- _Task to carry out_
Count how many lines of the material below have the word "Vessels" and give only the number.

── Input records ──

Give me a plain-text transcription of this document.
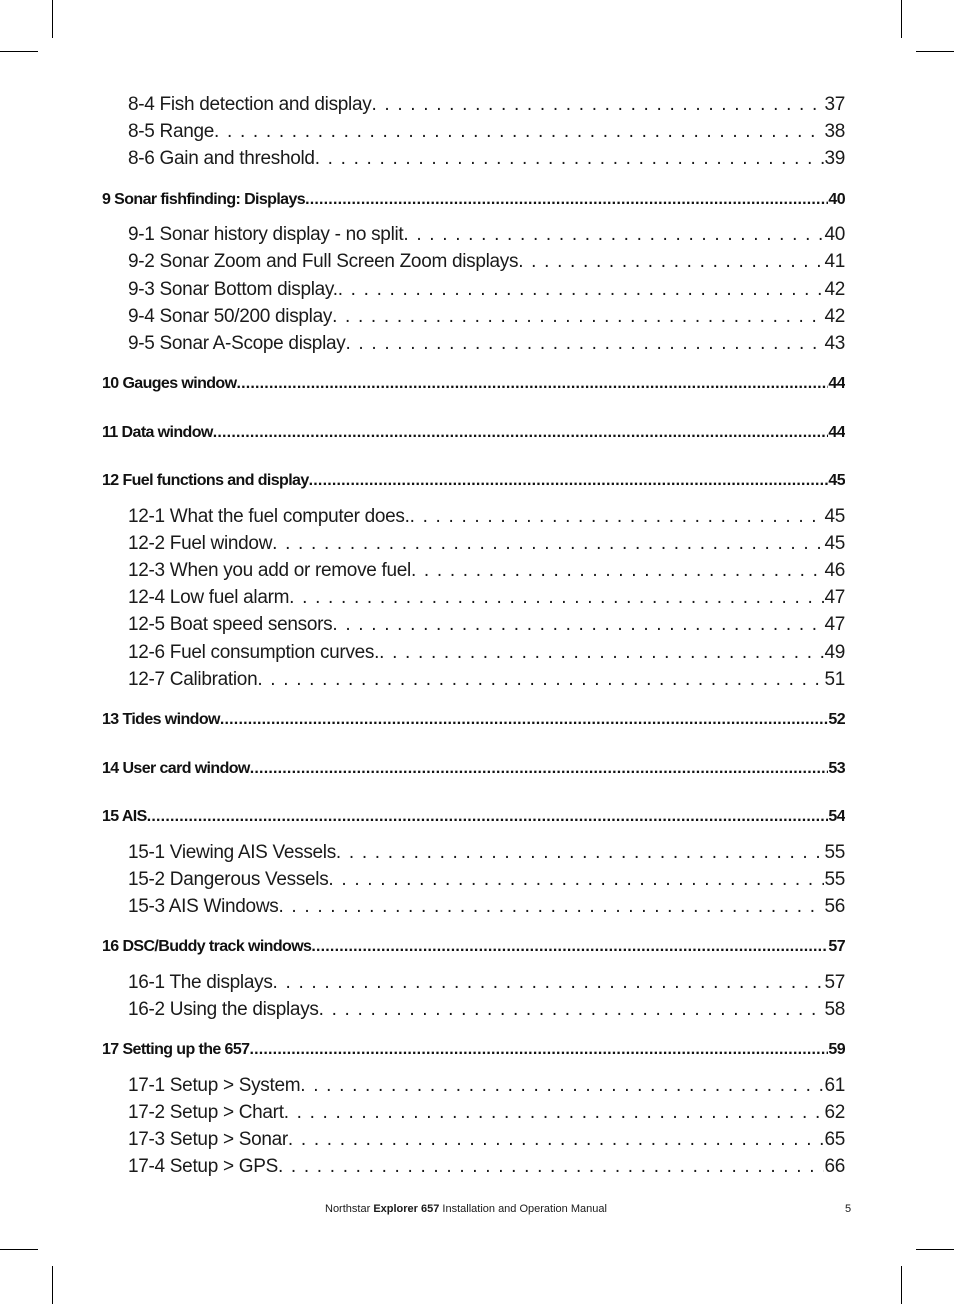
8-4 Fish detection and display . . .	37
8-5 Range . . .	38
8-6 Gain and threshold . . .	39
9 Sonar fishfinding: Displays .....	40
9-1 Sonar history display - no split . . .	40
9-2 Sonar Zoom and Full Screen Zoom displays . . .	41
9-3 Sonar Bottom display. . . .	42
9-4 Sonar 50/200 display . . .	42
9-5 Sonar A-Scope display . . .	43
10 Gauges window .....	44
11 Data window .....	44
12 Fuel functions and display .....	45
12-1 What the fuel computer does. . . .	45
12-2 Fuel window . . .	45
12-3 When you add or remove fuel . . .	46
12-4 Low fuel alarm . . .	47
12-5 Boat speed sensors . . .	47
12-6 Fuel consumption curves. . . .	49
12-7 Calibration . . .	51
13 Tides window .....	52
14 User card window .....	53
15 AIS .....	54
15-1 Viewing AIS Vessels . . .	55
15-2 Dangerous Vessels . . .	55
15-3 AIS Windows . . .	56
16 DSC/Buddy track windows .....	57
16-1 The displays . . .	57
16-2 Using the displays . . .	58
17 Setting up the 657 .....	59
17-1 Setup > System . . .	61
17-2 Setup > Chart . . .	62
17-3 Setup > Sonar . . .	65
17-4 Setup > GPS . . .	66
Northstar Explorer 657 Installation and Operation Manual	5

───

- _Output for this exercise_
2